DESCRIPTION OF THE TASK. Count only the lines of the records that hold "Going", then give the number without any other words.

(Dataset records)
+++

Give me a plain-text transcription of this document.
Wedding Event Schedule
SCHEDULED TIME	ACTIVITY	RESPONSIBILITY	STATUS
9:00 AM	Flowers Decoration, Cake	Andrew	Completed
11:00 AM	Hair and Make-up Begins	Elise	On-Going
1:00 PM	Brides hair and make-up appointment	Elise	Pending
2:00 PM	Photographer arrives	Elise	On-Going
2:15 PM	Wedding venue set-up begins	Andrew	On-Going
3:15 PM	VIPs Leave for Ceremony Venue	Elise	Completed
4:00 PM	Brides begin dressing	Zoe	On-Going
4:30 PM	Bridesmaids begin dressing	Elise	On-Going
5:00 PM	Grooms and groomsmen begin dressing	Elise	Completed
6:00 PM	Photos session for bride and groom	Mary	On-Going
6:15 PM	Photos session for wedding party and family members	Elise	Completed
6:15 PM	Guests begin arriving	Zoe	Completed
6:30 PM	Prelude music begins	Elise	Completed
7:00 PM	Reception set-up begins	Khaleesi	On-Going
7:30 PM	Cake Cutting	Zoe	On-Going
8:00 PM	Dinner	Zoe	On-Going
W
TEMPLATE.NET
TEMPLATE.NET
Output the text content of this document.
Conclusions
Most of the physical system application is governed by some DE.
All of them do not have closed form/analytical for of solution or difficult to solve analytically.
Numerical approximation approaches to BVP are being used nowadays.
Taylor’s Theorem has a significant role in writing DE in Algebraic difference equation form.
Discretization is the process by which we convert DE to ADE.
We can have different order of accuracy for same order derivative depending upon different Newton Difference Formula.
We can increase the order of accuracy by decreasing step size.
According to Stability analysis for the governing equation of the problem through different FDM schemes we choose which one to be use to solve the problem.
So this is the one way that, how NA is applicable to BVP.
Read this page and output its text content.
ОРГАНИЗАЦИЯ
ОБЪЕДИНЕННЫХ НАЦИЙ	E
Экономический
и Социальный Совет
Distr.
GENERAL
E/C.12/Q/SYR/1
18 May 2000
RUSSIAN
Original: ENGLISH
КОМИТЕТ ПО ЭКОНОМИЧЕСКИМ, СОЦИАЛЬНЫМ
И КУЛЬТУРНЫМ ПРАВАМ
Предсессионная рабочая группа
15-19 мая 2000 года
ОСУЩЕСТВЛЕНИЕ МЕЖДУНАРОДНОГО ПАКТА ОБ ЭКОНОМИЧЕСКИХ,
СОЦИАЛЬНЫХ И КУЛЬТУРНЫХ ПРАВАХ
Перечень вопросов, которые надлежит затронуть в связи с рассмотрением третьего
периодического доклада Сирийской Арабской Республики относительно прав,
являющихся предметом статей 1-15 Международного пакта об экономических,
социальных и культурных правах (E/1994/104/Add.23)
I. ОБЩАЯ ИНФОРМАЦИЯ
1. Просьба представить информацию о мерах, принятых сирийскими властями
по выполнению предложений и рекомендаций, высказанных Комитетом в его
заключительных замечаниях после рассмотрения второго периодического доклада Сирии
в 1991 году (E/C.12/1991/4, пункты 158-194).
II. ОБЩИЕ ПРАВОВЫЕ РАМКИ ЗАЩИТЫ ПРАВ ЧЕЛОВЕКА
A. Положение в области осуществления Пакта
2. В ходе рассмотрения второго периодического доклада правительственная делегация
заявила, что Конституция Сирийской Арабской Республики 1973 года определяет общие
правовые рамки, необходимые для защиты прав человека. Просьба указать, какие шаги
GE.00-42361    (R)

+++

SOLVED EXERCISE. 9